Written exercise.
Every line of the material is to be quoted verbatim, minus the pictures.

Data extract.
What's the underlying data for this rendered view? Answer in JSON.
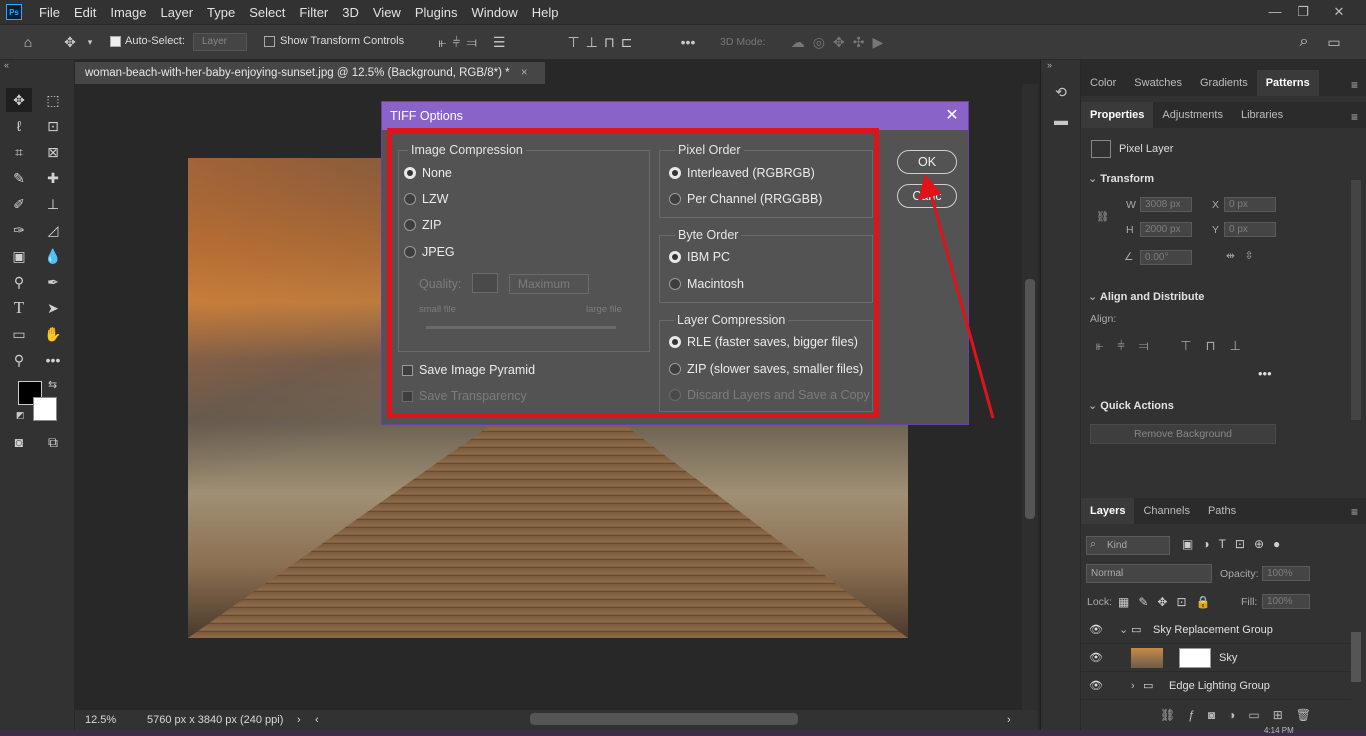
{
  "menubar": {
    "app_icon": "Ps",
    "items": [
      "File",
      "Edit",
      "Image",
      "Layer",
      "Type",
      "Select",
      "Filter",
      "3D",
      "View",
      "Plugins",
      "Window",
      "Help"
    ],
    "win_minimize": "—",
    "win_restore": "❐",
    "win_close": "✕"
  },
  "options": {
    "auto_select_label": "Auto-Select:",
    "auto_select_value": "Layer",
    "show_transform": "Show Transform Controls",
    "mode_3d": "3D Mode:"
  },
  "document": {
    "tab_title": "woman-beach-with-her-baby-enjoying-sunset.jpg @ 12.5% (Background, RGB/8*) *",
    "tab_close": "×",
    "zoom": "12.5%",
    "dimensions": "5760 px x 3840 px (240 ppi)"
  },
  "dialog": {
    "title": "TIFF Options",
    "close": "✕",
    "image_compression": {
      "title": "Image Compression",
      "options": [
        "None",
        "LZW",
        "ZIP",
        "JPEG"
      ],
      "selected": "None"
    },
    "quality_label": "Quality:",
    "quality_value": "Maximum",
    "small_file": "small file",
    "large_file": "large file",
    "save_pyramid": "Save Image Pyramid",
    "save_transparency": "Save Transparency",
    "pixel_order": {
      "title": "Pixel Order",
      "options": [
        "Interleaved (RGBRGB)",
        "Per Channel (RRGGBB)"
      ],
      "selected": "Interleaved (RGBRGB)"
    },
    "byte_order": {
      "title": "Byte Order",
      "options": [
        "IBM PC",
        "Macintosh"
      ],
      "selected": "IBM PC"
    },
    "layer_compression": {
      "title": "Layer Compression",
      "options": [
        "RLE (faster saves, bigger files)",
        "ZIP (slower saves, smaller files)",
        "Discard Layers and Save a Copy"
      ],
      "selected": "RLE (faster saves, bigger files)"
    },
    "ok": "OK",
    "cancel": "Canc"
  },
  "right_panel": {
    "top_tabs": [
      "Color",
      "Swatches",
      "Gradients",
      "Patterns"
    ],
    "prop_tabs": [
      "Properties",
      "Adjustments",
      "Libraries"
    ],
    "pixel_layer": "Pixel Layer",
    "transform": "Transform",
    "w_label": "W",
    "w_value": "3008 px",
    "x_label": "X",
    "x_value": "0 px",
    "h_label": "H",
    "h_value": "2000 px",
    "y_label": "Y",
    "y_value": "0 px",
    "angle_value": "0.00°",
    "align_distribute": "Align and Distribute",
    "align_label": "Align:",
    "quick_actions": "Quick Actions",
    "remove_bg": "Remove Background",
    "layer_tabs": [
      "Layers",
      "Channels",
      "Paths"
    ],
    "kind": "Kind",
    "blend": "Normal",
    "opacity_label": "Opacity:",
    "opacity_value": "100%",
    "lock_label": "Lock:",
    "fill_label": "Fill:",
    "fill_value": "100%",
    "layers": [
      "Sky Replacement Group",
      "Sky",
      "Edge Lighting Group"
    ],
    "time": "4:14 PM"
  }
}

Expected answer.
What's the underlying data for this rendered view? Answer in JSON.
{
  "menubar": {
    "app_icon": "Ps",
    "items": [
      "File",
      "Edit",
      "Image",
      "Layer",
      "Type",
      "Select",
      "Filter",
      "3D",
      "View",
      "Plugins",
      "Window",
      "Help"
    ],
    "win_minimize": "—",
    "win_restore": "❐",
    "win_close": "✕"
  },
  "options": {
    "auto_select_label": "Auto-Select:",
    "auto_select_value": "Layer",
    "show_transform": "Show Transform Controls",
    "mode_3d": "3D Mode:"
  },
  "document": {
    "tab_title": "woman-beach-with-her-baby-enjoying-sunset.jpg @ 12.5% (Background, RGB/8*) *",
    "tab_close": "×",
    "zoom": "12.5%",
    "dimensions": "5760 px x 3840 px (240 ppi)"
  },
  "dialog": {
    "title": "TIFF Options",
    "close": "✕",
    "image_compression": {
      "title": "Image Compression",
      "options": [
        "None",
        "LZW",
        "ZIP",
        "JPEG"
      ],
      "selected": "None"
    },
    "quality_label": "Quality:",
    "quality_value": "Maximum",
    "small_file": "small file",
    "large_file": "large file",
    "save_pyramid": "Save Image Pyramid",
    "save_transparency": "Save Transparency",
    "pixel_order": {
      "title": "Pixel Order",
      "options": [
        "Interleaved (RGBRGB)",
        "Per Channel (RRGGBB)"
      ],
      "selected": "Interleaved (RGBRGB)"
    },
    "byte_order": {
      "title": "Byte Order",
      "options": [
        "IBM PC",
        "Macintosh"
      ],
      "selected": "IBM PC"
    },
    "layer_compression": {
      "title": "Layer Compression",
      "options": [
        "RLE (faster saves, bigger files)",
        "ZIP (slower saves, smaller files)",
        "Discard Layers and Save a Copy"
      ],
      "selected": "RLE (faster saves, bigger files)"
    },
    "ok": "OK",
    "cancel": "Canc"
  },
  "right_panel": {
    "top_tabs": [
      "Color",
      "Swatches",
      "Gradients",
      "Patterns"
    ],
    "prop_tabs": [
      "Properties",
      "Adjustments",
      "Libraries"
    ],
    "pixel_layer": "Pixel Layer",
    "transform": "Transform",
    "w_label": "W",
    "w_value": "3008 px",
    "x_label": "X",
    "x_value": "0 px",
    "h_label": "H",
    "h_value": "2000 px",
    "y_label": "Y",
    "y_value": "0 px",
    "angle_value": "0.00°",
    "align_distribute": "Align and Distribute",
    "align_label": "Align:",
    "quick_actions": "Quick Actions",
    "remove_bg": "Remove Background",
    "layer_tabs": [
      "Layers",
      "Channels",
      "Paths"
    ],
    "kind": "Kind",
    "blend": "Normal",
    "opacity_label": "Opacity:",
    "opacity_value": "100%",
    "lock_label": "Lock:",
    "fill_label": "Fill:",
    "fill_value": "100%",
    "layers": [
      "Sky Replacement Group",
      "Sky",
      "Edge Lighting Group"
    ],
    "time": "4:14 PM"
  }
}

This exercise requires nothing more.